◆ The problem ◆
Every line that contains the word "this" should be copied out.

*** Records provided

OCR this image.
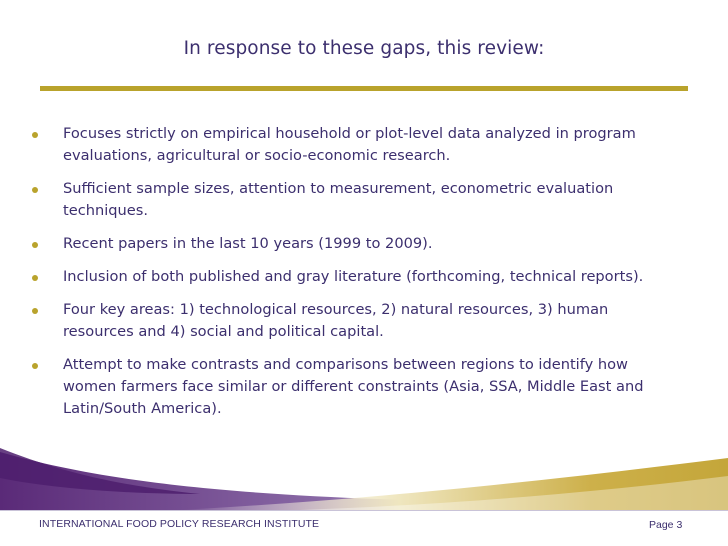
In response to these gaps, this review:
Focuses strictly on empirical household or plot-level data analyzed in program evaluations, agricultural or socio-economic research.
Sufficient sample sizes, attention to measurement, econometric evaluation techniques.
Recent papers in the last 10 years (1999 to 2009).
Inclusion of both published and gray literature (forthcoming, technical reports).
Four key areas: 1) technological resources, 2) natural resources, 3) human resources and 4) social and political capital.
Attempt to make contrasts and comparisons between regions to identify how women farmers face similar or different constraints (Asia, SSA, Middle East and Latin/South America).
INTERNATIONAL FOOD POLICY RESEARCH INSTITUTE	Page 3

******

◆ Final result ◆
OCR this image.
In response to these gaps, this review:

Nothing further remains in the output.